WHAT YOU HAVE TO DO.
Leave out the images; return the rest of the data exactly.

## Begin

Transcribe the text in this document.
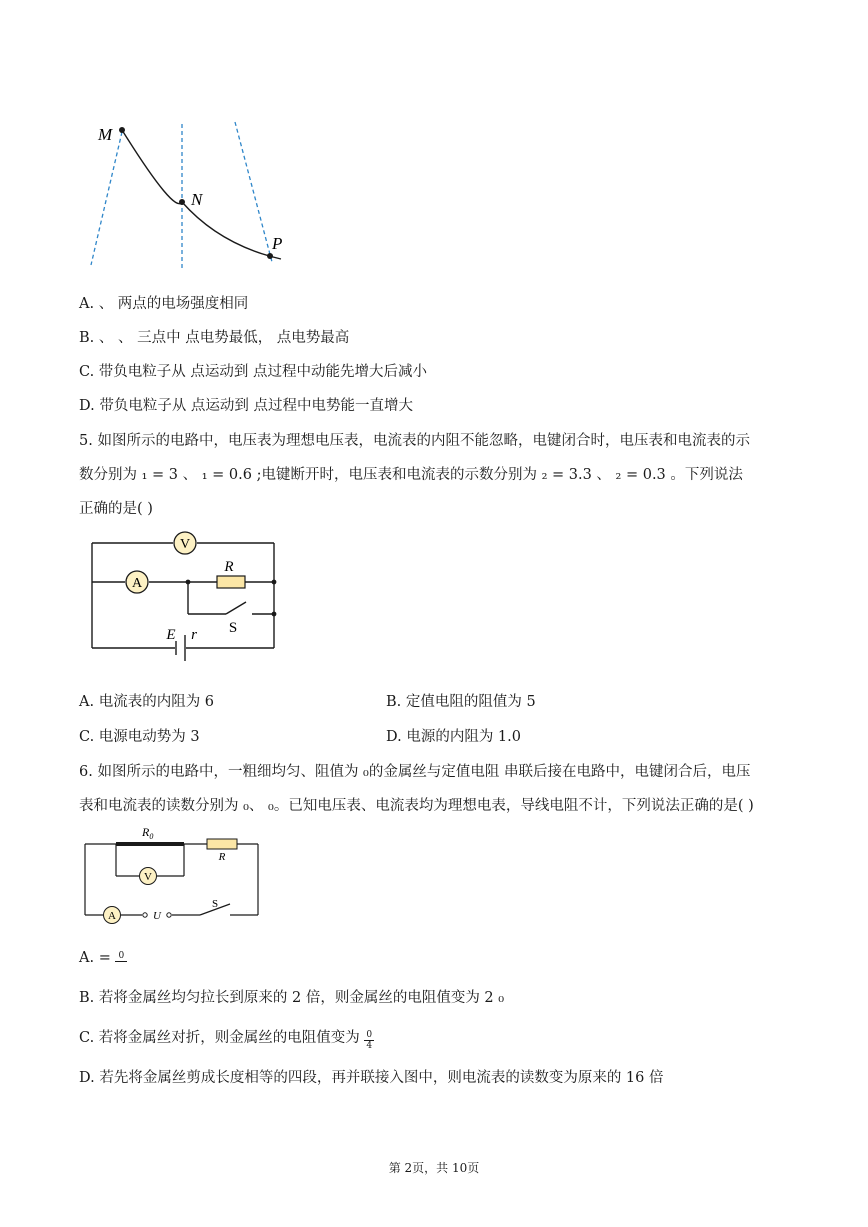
M
N
P
A. 、 两点的电场强度相同
B. 、 、 三点中 点电势最低， 点电势最高
C. 带负电粒子从 点运动到 点过程中动能先增大后减小
D. 带负电粒子从 点运动到 点过程中电势能一直增大
5. 如图所示的电路中，电压表为理想电压表，电流表的内阻不能忽略，电键闭合时，电压表和电流表的示
数分别为 ₁ = 3 、 ₁ = 0.6 ;电键断开时，电压表和电流表的示数分别为 ₂ = 3.3 、 ₂ = 0.3 。下列说法
正确的是( )
V
A
R
S
E r
A. 电流表的内阻为 6	B. 定值电阻的阻值为 5
C. 电源电动势为 3	D. 电源的内阻为 1.0
6. 如图所示的电路中，一粗细均匀、阻值为 ₀的金属丝与定值电阻 串联后接在电路中，电键闭合后，电压
表和电流表的读数分别为 ₀、 ₀。已知电压表、电流表均为理想电表，导线电阻不计，下列说法正确的是( )
$R_0$
R
V
A	U
S
A. = 0
B. 若将金属丝均匀拉长到原来的 2 倍，则金属丝的电阻值变为 2 ₀
C. 若将金属丝对折，则金属丝的电阻值变为 $\frac{0}{4}$
D. 若先将金属丝剪成长度相等的四段，再并联接入图中，则电流表的读数变为原来的 16 倍
第 2页，共 10页
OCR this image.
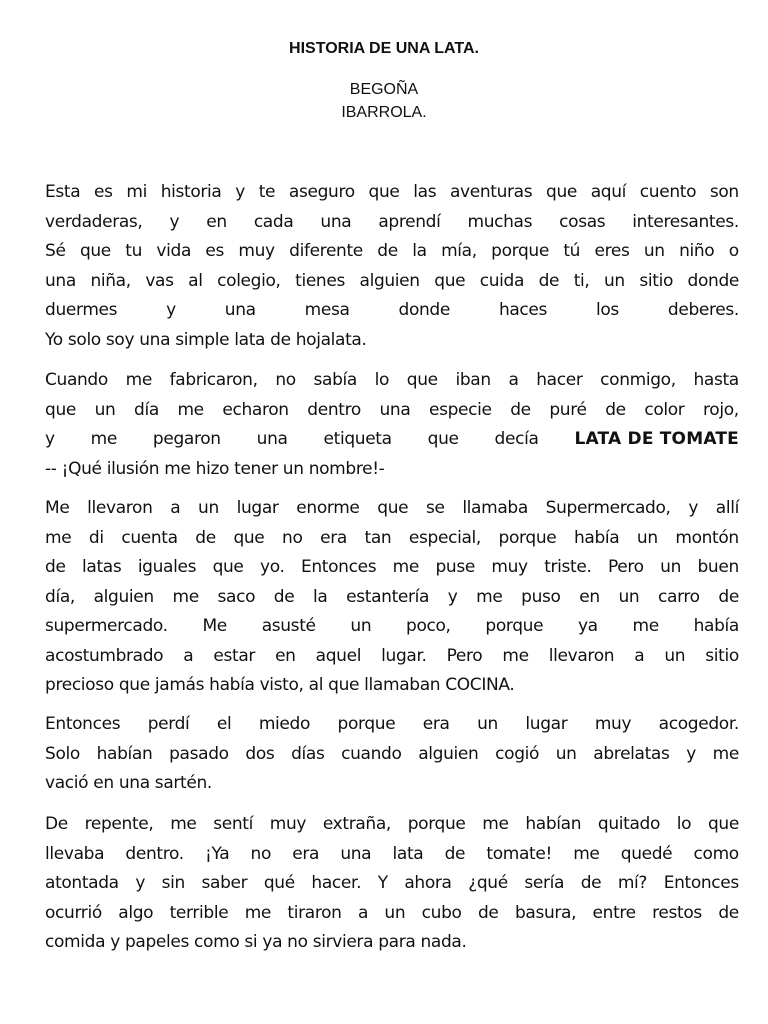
HISTORIA DE UNA LATA.
BEGOÑA
IBARROLA.
Esta es mi historia y te aseguro que las aventuras que aquí cuento son
verdaderas, y en cada una aprendí muchas cosas interesantes.
Sé que tu vida es muy diferente de la mía, porque tú eres un niño o
una niña, vas al colegio, tienes alguien que cuida de ti, un sitio donde
duermes	y	una	mesa	donde	haces	los	deberes.
Yo solo soy una simple lata de hojalata.
Cuando me fabricaron, no sabía lo que iban a hacer conmigo, hasta
que un día me echaron dentro una especie de puré de color rojo,
y me pegaron una etiqueta que decía LATA DE TOMATE
-- ¡Qué ilusión me hizo tener un nombre!-
Me llevaron a un lugar enorme que se llamaba Supermercado, y allí
me di cuenta de que no era tan especial, porque había un montón
de latas iguales que yo. Entonces me puse muy triste. Pero un buen
día, alguien me saco de la estantería y me puso en un carro de
supermercado. Me asusté un poco, porque ya me había
acostumbrado a estar en aquel lugar. Pero me llevaron a un sitio
precioso que jamás había visto, al que llamaban COCINA.
Entonces perdí el miedo porque era un lugar muy acogedor.
Solo habían pasado dos días cuando alguien cogió un abrelatas y me
vació en una sartén.
De repente, me sentí muy extraña, porque me habían quitado lo que
llevaba dentro. ¡Ya no era una lata de tomate! me quedé como
atontada y sin saber qué hacer. Y ahora ¿qué sería de mí? Entonces
ocurrió algo terrible me tiraron a un cubo de basura, entre restos de
comida y papeles como si ya no sirviera para nada.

## End

RESPONSE.
Transcribe the text in this document.
M
N
P
A. 、 两点的电场强度相同
B. 、 、 三点中 点电势最低， 点电势最高
C. 带负电粒子从 点运动到 点过程中动能先增大后减小
D. 带负电粒子从 点运动到 点过程中电势能一直增大
5. 如图所示的电路中，电压表为理想电压表，电流表的内阻不能忽略，电键闭合时，电压表和电流表的示
数分别为 ₁ = 3 、 ₁ = 0.6 ;电键断开时，电压表和电流表的示数分别为 ₂ = 3.3 、 ₂ = 0.3 。下列说法
正确的是( )
V
A
R
S
E r
A. 电流表的内阻为 6	B. 定值电阻的阻值为 5
C. 电源电动势为 3	D. 电源的内阻为 1.0
6. 如图所示的电路中，一粗细均匀、阻值为 ₀的金属丝与定值电阻 串联后接在电路中，电键闭合后，电压
表和电流表的读数分别为 ₀、 ₀。已知电压表、电流表均为理想电表，导线电阻不计，下列说法正确的是( )
$R_0$
R
V
A	U
S
A. = 0
B. 若将金属丝均匀拉长到原来的 2 倍，则金属丝的电阻值变为 2 ₀
C. 若将金属丝对折，则金属丝的电阻值变为 $\frac{0}{4}$
D. 若先将金属丝剪成长度相等的四段，再并联接入图中，则电流表的读数变为原来的 16 倍
第 2页，共 10页
OCR this image.
HISTORIA DE UNA LATA.
BEGOÑA
IBARROLA.
Esta es mi historia y te aseguro que las aventuras que aquí cuento son
verdaderas, y en cada una aprendí muchas cosas interesantes.
Sé que tu vida es muy diferente de la mía, porque tú eres un niño o
una niña, vas al colegio, tienes alguien que cuida de ti, un sitio donde
duermes	y	una	mesa	donde	haces	los	deberes.
Yo solo soy una simple lata de hojalata.
Cuando me fabricaron, no sabía lo que iban a hacer conmigo, hasta
que un día me echaron dentro una especie de puré de color rojo,
y me pegaron una etiqueta que decía LATA DE TOMATE
-- ¡Qué ilusión me hizo tener un nombre!-
Me llevaron a un lugar enorme que se llamaba Supermercado, y allí
me di cuenta de que no era tan especial, porque había un montón
de latas iguales que yo. Entonces me puse muy triste. Pero un buen
día, alguien me saco de la estantería y me puso en un carro de
supermercado. Me asusté un poco, porque ya me había
acostumbrado a estar en aquel lugar. Pero me llevaron a un sitio
precioso que jamás había visto, al que llamaban COCINA.
Entonces perdí el miedo porque era un lugar muy acogedor.
Solo habían pasado dos días cuando alguien cogió un abrelatas y me
vació en una sartén.
De repente, me sentí muy extraña, porque me habían quitado lo que
llevaba dentro. ¡Ya no era una lata de tomate! me quedé como
atontada y sin saber qué hacer. Y ahora ¿qué sería de mí? Entonces
ocurrió algo terrible me tiraron a un cubo de basura, entre restos de
comida y papeles como si ya no sirviera para nada.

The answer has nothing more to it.